TEXTE SOURCE »
◆ ◆ ◆ ◆ ◆
Poêlée de chou au poulet et aux épices IG bas et Low Carb

Yield: 2
Temps de préparation: 10 minutes
Temps de cuisson: 20 minutes
Total Time: 30 minutes

Une recette saine et délicieuse de poêlée de chou au poulet, parfaite pour les diabétiques et les amateurs de plats à faible indice glycémique. Simple à préparer et riche en saveurs !

Ingredients

  • 1 quart de chou (environ 250g)
  • 2 blancs de poulet coupés en dés
  • 2 cuillères à soupe d'huile d'olive ou de coco ou du beurre clarifié (Ghee)
  • 1 oignon haché
  • 2 gousses d'ail hachées
  • 1 cuillère à café de curcuma en poudre
  • 1/2 cuillère à café de paprika
  • Sel et poivre au goût
  • Optionnel : graines de sésame ou noisettes pour la garniture

Instructions

  1. Coupez le quart de chou en lanières fines.
  2. Dans une grande poêle, faites chauffer l'huile d'olive ou de coco à feu moyen.
  3. Faites revenir l'oignon haché et les gousses d'ail hachées jusqu'à ce qu'ils soient dorés et dégagent leur arôme.
  4. Ajoutez les dés de poulet dans la poêle et faites-les cuire jusqu'à ce qu'ils soient dorés.
  5. Incorporez les épices : 1 cuillère à café de curcuma en poudre, 1/2 cuillère à café de paprika, du sel et du poivre. Mélangez bien pour enrober uniformément le poulet.
  6. Intégrez ensuite les lanières de chou dans la poêle. Mélangez pour les enrober d'épices et d'huile. Laissez cuire pendant environ 5 à 7 minutes, remuant occasionnellement, jusqu'à ce que le chou soit légèrement tendre mais conserve encore son croquant. Veillez à ne pas trop le cuire pour préserver sa texture agréable.
  7. Saupoudrez éventuellement de graines de sésame pour plus de saveur au moment de présenter vos assiettes.

Notes

Vous pouvez également faire comme moi et cuire vos blancs de poulet séparément.

Nutrition Information:
Yield: 2 Serving Size: 1
Amount Per Serving:Calories: 557Total Fat: 34gSaturated Fat: 13gTrans Fat: 0gUnsaturated Fat: 19gCholesterol: 118mgSodium: 313mgCarbohydrates: 21gFiber: 7gSugar: 7gProtein: 45g

Les informations nutritionnelles peuvent varier selon les produits et les marques choisis.
◆ ◆ ◆ ◆ ◆
CONSIGNE »
Dans la recette de poêlée de chou au poulet, relevez tous les assaisonnements mentionnés dans l'étape qui commence par « Incorporez les épices ». Indiquez la quantité de chacun lorsqu'elle est précisée.

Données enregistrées
◆ ◆ ◆ ◆ ◆
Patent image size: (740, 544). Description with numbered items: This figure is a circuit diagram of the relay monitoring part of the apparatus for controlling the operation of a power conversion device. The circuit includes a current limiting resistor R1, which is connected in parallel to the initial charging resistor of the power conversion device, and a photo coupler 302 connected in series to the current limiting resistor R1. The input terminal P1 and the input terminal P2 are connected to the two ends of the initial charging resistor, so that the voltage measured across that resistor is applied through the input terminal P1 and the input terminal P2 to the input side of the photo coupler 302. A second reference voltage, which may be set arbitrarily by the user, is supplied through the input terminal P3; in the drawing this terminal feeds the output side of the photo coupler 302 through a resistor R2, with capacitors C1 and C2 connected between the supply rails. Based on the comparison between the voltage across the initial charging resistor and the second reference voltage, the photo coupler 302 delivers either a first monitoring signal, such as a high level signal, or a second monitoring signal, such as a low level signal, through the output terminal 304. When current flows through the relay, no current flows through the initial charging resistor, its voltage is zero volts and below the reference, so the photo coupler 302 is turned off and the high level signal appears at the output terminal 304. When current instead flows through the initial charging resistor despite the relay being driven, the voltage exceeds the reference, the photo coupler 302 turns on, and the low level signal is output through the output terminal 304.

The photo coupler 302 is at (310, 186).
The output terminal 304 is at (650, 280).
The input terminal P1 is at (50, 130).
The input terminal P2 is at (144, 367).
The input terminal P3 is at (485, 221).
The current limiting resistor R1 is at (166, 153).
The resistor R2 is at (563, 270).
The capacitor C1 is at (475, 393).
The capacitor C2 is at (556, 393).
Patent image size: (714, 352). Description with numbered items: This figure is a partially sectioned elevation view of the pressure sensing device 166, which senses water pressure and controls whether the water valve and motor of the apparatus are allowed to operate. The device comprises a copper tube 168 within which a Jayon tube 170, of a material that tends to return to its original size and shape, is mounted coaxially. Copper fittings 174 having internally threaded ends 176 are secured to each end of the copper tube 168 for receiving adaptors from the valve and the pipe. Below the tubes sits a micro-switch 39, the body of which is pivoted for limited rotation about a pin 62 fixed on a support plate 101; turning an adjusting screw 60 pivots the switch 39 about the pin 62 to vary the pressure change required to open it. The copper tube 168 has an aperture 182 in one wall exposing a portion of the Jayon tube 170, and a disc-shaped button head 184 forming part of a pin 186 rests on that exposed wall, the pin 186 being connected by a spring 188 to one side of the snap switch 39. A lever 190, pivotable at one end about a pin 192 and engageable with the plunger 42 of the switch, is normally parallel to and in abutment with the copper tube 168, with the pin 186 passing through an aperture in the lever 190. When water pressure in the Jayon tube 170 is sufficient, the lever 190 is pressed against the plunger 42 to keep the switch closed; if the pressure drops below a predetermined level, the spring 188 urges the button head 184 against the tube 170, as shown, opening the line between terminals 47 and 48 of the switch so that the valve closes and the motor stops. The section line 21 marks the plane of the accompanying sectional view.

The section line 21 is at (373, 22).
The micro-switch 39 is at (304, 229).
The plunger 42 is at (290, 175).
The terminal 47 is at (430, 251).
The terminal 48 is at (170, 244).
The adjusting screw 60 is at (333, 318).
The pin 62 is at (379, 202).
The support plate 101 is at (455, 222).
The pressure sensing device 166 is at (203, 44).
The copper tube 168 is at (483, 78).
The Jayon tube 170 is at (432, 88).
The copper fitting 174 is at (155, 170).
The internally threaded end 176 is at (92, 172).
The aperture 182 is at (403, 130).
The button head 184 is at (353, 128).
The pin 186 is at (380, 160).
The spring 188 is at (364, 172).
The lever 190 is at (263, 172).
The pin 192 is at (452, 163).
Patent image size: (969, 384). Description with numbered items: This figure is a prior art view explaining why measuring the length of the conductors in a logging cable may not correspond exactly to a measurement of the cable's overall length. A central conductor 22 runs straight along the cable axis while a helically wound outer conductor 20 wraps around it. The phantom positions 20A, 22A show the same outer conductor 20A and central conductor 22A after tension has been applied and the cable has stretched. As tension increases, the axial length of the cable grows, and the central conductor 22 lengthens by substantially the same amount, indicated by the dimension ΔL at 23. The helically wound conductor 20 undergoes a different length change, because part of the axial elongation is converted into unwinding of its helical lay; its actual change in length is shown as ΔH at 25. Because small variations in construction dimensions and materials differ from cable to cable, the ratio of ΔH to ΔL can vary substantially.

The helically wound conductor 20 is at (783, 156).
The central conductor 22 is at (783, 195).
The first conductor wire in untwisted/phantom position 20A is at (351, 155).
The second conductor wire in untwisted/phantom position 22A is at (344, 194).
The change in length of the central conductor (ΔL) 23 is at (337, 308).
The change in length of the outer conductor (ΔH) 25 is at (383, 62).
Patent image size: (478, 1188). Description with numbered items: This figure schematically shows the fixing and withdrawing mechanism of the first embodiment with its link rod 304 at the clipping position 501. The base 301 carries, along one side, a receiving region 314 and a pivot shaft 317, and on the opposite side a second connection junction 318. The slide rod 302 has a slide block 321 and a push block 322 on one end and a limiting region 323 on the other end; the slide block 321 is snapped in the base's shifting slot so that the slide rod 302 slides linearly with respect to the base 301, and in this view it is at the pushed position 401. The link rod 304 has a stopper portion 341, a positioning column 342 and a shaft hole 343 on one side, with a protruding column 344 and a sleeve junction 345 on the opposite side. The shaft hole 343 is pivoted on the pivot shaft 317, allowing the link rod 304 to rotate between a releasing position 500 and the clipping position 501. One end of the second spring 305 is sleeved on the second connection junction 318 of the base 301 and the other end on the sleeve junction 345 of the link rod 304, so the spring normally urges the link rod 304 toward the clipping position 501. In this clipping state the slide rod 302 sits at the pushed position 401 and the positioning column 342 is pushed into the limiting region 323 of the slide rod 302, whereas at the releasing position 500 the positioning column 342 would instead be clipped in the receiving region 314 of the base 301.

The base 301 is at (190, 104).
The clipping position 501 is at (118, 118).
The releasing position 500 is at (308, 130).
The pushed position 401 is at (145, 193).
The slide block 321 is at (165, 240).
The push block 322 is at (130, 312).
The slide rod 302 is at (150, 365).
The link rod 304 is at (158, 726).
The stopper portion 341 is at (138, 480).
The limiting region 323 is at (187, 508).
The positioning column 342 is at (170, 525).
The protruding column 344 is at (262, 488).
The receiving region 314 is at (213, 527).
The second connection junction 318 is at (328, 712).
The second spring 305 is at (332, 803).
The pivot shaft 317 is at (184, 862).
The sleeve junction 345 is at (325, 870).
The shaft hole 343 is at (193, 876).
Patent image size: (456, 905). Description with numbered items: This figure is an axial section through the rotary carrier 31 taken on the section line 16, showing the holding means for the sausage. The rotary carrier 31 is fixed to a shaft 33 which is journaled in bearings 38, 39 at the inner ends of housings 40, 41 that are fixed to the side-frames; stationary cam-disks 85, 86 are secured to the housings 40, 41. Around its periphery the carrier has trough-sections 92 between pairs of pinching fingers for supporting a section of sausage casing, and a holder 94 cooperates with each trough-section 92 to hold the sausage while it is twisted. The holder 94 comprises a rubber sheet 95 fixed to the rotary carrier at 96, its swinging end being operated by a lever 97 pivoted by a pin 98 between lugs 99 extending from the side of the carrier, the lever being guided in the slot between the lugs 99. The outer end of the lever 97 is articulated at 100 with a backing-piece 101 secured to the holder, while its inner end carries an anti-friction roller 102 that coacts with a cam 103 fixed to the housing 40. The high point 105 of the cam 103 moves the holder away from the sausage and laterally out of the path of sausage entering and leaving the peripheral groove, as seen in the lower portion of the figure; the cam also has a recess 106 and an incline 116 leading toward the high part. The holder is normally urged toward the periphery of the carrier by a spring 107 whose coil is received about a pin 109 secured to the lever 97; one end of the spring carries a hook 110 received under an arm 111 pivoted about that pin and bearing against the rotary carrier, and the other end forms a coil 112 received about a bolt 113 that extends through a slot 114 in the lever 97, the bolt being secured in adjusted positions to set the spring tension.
◆ ◆ ◆ ◆ ◆
RÉPONSE »
- Curcuma en poudre : 1 cuillère à café
- Paprika : 1/2 cuillère à café
- Sel
- Poivre